[start]

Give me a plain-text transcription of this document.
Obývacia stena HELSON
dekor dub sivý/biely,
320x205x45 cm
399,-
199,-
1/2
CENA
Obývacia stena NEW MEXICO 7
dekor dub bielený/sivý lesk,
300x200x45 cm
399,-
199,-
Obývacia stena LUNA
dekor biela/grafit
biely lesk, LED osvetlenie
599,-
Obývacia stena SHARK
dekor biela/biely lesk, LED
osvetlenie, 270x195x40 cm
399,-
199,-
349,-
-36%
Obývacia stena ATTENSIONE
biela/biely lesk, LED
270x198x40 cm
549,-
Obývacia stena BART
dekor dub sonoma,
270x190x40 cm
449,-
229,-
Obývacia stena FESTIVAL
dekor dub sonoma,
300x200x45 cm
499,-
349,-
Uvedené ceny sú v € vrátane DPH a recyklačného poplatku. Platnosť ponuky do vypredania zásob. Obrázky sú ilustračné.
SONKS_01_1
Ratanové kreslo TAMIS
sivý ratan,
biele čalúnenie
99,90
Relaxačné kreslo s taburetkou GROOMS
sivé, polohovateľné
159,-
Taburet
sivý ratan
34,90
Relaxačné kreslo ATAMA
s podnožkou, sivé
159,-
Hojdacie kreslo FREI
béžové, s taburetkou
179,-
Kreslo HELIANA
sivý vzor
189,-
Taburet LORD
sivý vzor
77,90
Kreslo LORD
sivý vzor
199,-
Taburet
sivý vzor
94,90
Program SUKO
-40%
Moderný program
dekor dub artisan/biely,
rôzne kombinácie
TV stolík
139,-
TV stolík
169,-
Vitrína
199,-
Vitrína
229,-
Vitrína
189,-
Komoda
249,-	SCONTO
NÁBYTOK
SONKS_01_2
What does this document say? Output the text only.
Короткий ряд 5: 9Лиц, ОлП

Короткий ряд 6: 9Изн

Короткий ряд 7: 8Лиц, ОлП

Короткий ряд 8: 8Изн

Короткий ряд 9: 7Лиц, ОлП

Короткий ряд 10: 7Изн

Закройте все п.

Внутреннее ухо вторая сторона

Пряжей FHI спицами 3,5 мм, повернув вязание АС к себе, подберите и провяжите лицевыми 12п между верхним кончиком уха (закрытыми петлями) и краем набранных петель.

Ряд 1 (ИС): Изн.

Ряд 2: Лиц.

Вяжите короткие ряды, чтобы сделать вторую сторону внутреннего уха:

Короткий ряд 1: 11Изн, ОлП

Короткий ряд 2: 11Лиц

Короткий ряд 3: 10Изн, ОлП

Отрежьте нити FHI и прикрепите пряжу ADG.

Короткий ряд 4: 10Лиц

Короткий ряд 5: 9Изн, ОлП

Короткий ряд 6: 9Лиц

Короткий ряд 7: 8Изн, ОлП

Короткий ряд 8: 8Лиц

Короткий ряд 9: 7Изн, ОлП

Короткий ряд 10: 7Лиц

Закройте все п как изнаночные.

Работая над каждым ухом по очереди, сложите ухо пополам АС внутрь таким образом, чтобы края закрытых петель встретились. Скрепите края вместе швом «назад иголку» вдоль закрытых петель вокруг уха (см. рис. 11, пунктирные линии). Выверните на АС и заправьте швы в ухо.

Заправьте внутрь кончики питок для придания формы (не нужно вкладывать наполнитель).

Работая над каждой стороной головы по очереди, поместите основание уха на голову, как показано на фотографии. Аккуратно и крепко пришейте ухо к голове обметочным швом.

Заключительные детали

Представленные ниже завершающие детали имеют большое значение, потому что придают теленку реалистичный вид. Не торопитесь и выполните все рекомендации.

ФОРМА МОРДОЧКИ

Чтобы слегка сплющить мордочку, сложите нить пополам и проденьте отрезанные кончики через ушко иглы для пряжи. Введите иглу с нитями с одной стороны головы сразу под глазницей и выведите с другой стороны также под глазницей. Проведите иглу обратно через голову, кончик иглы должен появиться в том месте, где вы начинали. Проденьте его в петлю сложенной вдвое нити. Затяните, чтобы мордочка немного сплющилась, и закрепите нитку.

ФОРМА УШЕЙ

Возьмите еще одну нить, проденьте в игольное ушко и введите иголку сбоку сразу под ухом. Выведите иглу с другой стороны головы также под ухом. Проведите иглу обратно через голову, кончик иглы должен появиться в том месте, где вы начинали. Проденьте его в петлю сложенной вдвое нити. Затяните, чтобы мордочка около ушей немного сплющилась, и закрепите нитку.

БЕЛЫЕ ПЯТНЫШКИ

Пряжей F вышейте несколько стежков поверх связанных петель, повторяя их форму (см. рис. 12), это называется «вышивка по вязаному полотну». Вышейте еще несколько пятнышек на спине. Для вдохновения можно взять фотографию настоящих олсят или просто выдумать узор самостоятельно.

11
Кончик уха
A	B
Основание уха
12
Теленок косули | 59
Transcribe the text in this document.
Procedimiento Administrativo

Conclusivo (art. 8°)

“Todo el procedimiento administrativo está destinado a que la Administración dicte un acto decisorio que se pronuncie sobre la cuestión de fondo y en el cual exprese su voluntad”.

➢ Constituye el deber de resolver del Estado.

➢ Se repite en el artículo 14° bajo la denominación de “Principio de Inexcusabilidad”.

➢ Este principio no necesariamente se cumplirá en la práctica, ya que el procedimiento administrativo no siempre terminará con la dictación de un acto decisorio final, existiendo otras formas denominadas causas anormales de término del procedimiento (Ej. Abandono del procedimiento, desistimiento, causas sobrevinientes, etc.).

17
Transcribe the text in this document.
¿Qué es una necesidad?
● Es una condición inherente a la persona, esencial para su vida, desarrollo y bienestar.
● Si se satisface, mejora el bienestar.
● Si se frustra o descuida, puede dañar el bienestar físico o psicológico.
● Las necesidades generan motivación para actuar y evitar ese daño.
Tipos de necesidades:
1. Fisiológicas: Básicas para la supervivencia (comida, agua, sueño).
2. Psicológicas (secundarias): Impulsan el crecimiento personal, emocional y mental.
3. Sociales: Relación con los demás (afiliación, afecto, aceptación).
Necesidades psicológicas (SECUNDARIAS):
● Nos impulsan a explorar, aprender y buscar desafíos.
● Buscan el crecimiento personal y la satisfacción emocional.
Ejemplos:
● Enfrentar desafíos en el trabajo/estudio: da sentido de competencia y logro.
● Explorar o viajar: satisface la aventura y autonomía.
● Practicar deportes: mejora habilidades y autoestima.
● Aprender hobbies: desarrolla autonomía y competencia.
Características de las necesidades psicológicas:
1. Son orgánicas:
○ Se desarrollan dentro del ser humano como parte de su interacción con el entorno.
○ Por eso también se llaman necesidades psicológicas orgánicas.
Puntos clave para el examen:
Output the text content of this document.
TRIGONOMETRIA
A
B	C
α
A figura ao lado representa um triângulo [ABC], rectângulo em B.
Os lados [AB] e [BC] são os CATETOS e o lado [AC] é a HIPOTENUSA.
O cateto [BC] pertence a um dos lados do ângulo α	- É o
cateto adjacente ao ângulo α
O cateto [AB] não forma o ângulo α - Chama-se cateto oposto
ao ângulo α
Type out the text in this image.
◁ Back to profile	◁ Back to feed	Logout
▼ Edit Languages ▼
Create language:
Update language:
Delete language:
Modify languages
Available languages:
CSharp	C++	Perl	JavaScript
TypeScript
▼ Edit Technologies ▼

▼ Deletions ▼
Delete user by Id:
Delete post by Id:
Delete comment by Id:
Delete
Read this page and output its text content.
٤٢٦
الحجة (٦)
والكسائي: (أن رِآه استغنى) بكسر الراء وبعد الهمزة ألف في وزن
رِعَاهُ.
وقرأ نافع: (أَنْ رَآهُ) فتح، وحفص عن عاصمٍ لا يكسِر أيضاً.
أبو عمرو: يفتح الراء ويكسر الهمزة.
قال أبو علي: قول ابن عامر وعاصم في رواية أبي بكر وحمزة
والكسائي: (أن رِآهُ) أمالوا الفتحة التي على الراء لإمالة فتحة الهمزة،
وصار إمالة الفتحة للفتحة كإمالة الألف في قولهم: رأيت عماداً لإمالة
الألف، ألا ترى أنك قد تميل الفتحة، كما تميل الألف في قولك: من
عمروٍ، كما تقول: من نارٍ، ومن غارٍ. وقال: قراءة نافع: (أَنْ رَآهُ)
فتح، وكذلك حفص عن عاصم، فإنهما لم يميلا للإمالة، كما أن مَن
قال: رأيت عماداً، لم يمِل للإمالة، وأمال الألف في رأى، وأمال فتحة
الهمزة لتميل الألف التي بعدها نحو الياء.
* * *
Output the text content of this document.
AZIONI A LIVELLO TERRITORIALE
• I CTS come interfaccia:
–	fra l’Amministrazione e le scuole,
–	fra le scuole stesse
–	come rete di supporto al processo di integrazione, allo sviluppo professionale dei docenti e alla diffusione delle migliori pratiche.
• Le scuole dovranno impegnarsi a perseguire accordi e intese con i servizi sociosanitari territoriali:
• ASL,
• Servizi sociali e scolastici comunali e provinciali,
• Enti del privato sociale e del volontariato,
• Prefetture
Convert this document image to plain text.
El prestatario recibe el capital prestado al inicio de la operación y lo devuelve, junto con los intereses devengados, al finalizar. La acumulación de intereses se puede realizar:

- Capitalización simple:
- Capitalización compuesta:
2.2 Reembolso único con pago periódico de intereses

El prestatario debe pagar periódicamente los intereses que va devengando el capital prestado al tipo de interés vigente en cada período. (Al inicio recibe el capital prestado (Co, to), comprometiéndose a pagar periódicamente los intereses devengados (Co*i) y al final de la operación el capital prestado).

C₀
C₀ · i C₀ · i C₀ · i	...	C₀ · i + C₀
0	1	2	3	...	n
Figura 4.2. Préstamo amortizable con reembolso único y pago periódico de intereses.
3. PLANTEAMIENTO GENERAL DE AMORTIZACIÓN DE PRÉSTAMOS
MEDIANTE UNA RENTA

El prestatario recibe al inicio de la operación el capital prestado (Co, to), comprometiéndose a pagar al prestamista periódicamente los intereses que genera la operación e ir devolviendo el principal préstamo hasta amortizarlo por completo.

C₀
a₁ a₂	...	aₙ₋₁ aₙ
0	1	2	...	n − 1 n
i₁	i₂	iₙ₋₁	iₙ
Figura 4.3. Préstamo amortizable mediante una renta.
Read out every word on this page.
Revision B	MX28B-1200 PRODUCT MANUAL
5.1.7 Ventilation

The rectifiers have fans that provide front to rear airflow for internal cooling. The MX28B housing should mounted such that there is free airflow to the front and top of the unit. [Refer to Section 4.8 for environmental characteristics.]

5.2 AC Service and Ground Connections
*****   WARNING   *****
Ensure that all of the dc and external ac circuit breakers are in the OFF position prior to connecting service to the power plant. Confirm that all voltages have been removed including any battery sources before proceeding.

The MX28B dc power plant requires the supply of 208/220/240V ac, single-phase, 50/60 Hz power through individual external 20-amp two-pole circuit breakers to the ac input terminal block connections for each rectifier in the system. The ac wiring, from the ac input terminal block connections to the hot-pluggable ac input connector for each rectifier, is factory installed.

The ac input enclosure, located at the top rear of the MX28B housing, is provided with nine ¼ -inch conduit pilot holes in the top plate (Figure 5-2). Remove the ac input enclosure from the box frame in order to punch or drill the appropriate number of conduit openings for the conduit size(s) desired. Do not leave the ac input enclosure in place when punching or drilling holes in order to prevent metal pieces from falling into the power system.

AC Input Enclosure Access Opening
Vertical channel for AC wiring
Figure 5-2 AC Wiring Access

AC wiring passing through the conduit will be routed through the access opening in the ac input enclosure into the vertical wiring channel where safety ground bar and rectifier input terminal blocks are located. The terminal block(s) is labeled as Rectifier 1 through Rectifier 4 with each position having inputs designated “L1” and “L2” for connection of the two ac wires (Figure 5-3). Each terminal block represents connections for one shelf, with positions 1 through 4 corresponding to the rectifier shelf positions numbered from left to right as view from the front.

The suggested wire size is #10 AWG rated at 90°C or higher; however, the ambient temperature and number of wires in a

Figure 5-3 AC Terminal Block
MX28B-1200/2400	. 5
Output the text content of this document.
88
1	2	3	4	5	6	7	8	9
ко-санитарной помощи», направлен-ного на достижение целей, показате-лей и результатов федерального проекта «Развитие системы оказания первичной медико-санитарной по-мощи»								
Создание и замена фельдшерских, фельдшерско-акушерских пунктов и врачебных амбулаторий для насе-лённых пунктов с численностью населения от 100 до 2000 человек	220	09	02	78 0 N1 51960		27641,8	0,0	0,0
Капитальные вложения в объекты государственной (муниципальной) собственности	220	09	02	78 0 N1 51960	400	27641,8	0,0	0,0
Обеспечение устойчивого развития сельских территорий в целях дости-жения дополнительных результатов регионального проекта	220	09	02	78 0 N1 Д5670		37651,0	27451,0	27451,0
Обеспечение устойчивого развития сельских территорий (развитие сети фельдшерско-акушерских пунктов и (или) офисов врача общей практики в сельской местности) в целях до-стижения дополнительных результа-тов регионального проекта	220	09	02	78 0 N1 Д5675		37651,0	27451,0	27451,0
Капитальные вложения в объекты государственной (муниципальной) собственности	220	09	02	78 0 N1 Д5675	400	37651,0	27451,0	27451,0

[end]

Isolate each line of the listing above that includes "Пряжей". Copy it.

Пряжей FHI спицами 3,5 мм, повернув вязание АС к себе, подберите и провяжите лицевыми 12п между верхним кончиком уха (закрытыми петлями) и краем набранных петель.
Пряжей F вышейте несколько стежков поверх связанных петель, повторяя их форму (см. рис. 12), это называется «вышивка по вязаному полотну». Вышейте еще несколько пятнышек на спине. Для вдохновения можно взять фотографию настоящих олсят или просто выдумать узор самостоятельно.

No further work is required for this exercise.